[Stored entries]
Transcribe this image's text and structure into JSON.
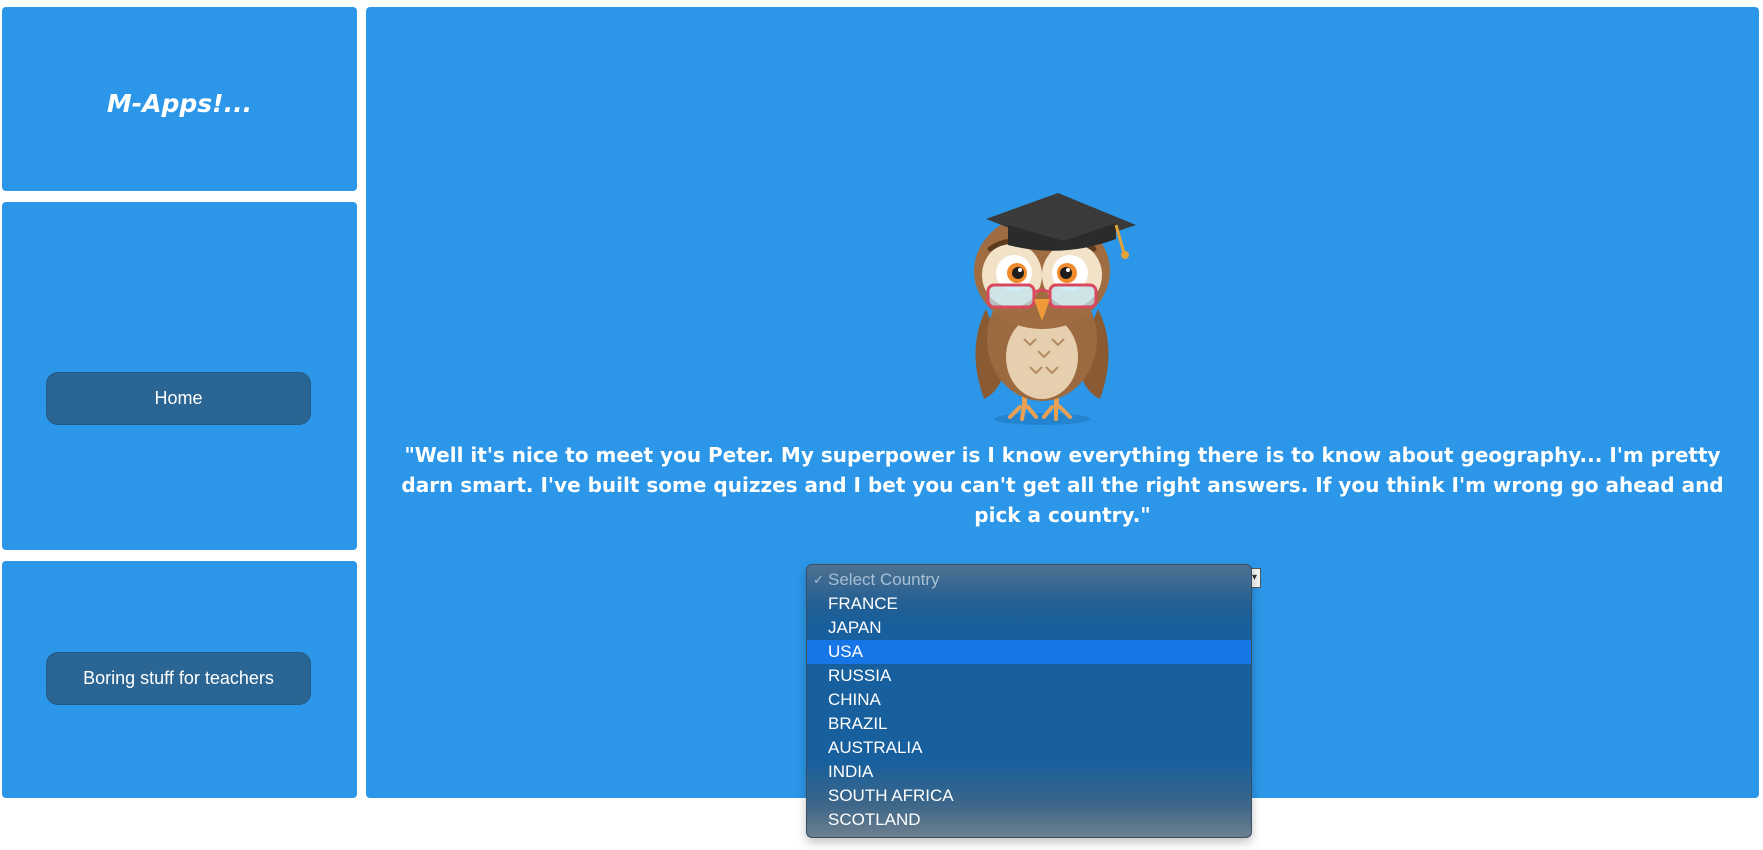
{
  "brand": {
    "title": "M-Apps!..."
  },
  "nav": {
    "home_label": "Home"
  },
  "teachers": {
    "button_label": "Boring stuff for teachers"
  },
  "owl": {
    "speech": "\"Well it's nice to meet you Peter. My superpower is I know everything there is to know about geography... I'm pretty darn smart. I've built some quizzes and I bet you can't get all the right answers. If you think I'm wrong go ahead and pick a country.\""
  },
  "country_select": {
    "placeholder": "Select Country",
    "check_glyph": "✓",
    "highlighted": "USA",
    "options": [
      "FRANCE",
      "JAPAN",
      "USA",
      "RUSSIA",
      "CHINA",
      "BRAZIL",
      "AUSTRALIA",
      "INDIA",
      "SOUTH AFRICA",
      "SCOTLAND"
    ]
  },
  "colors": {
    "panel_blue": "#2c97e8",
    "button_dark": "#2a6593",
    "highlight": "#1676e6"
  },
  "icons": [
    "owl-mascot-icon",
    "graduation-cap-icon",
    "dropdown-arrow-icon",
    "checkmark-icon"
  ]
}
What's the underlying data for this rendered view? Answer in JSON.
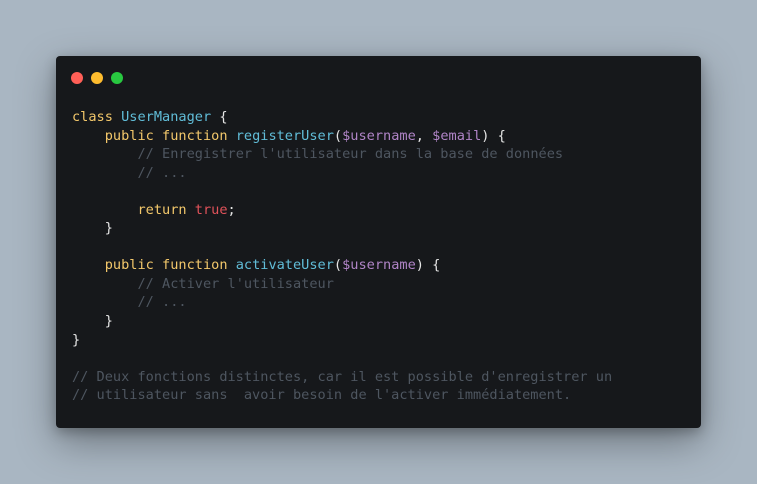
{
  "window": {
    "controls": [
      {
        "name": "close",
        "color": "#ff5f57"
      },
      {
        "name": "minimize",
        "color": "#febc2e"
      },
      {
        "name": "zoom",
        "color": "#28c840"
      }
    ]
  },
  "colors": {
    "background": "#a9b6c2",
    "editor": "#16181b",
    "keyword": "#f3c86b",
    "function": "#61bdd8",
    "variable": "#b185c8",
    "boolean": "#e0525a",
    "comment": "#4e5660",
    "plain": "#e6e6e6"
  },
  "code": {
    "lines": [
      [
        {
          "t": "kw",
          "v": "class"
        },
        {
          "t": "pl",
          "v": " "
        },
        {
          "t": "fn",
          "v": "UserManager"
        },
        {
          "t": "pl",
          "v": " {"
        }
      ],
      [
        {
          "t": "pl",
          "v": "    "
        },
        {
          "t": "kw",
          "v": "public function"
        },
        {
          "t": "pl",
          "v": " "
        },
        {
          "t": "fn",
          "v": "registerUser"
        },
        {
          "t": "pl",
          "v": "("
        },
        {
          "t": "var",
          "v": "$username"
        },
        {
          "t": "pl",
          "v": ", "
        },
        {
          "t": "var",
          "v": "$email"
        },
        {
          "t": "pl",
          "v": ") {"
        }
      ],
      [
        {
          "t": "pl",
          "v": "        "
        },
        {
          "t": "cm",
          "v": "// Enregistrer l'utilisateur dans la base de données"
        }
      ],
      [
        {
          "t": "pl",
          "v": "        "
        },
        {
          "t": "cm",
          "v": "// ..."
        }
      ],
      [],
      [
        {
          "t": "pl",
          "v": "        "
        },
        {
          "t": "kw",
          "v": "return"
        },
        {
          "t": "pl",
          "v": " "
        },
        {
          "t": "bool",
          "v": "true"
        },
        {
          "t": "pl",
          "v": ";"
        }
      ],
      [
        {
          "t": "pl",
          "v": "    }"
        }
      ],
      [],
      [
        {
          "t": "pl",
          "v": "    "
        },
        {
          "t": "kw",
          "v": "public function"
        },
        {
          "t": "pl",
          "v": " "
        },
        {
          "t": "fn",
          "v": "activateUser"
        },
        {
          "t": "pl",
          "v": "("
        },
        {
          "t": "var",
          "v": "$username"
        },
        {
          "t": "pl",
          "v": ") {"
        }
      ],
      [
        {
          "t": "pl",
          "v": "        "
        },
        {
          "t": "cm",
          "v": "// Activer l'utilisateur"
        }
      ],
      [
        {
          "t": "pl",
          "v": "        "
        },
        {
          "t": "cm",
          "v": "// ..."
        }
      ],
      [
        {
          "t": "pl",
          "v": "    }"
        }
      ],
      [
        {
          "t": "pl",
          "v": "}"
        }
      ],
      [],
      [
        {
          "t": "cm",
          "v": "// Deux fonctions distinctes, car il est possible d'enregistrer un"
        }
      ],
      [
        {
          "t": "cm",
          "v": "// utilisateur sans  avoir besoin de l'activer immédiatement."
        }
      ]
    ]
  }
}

---

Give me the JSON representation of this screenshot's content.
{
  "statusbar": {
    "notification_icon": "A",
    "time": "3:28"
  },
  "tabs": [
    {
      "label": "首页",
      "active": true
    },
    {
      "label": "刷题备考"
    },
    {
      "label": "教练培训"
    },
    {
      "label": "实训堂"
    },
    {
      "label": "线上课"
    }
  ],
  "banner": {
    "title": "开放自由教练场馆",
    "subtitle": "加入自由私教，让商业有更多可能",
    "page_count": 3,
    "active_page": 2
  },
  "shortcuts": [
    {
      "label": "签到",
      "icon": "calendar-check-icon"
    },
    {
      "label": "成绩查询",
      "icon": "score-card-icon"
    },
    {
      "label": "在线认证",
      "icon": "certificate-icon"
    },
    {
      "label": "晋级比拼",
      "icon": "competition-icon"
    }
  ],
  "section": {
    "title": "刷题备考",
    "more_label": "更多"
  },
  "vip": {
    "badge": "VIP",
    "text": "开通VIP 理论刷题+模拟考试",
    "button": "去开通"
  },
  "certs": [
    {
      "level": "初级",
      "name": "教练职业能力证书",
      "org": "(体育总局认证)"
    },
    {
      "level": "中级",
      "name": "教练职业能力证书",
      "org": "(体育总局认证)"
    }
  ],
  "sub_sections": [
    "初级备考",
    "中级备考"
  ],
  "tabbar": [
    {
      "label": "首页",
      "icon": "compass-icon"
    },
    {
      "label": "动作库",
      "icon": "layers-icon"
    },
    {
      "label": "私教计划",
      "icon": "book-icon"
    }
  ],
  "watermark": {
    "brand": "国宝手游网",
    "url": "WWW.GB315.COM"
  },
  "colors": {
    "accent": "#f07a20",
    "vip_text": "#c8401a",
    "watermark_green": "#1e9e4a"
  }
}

- Problem requirements: Collect every line above that contains the word "teachers".

- Written solution:
  "teachers": {
    "button_label": "Boring stuff for teachers"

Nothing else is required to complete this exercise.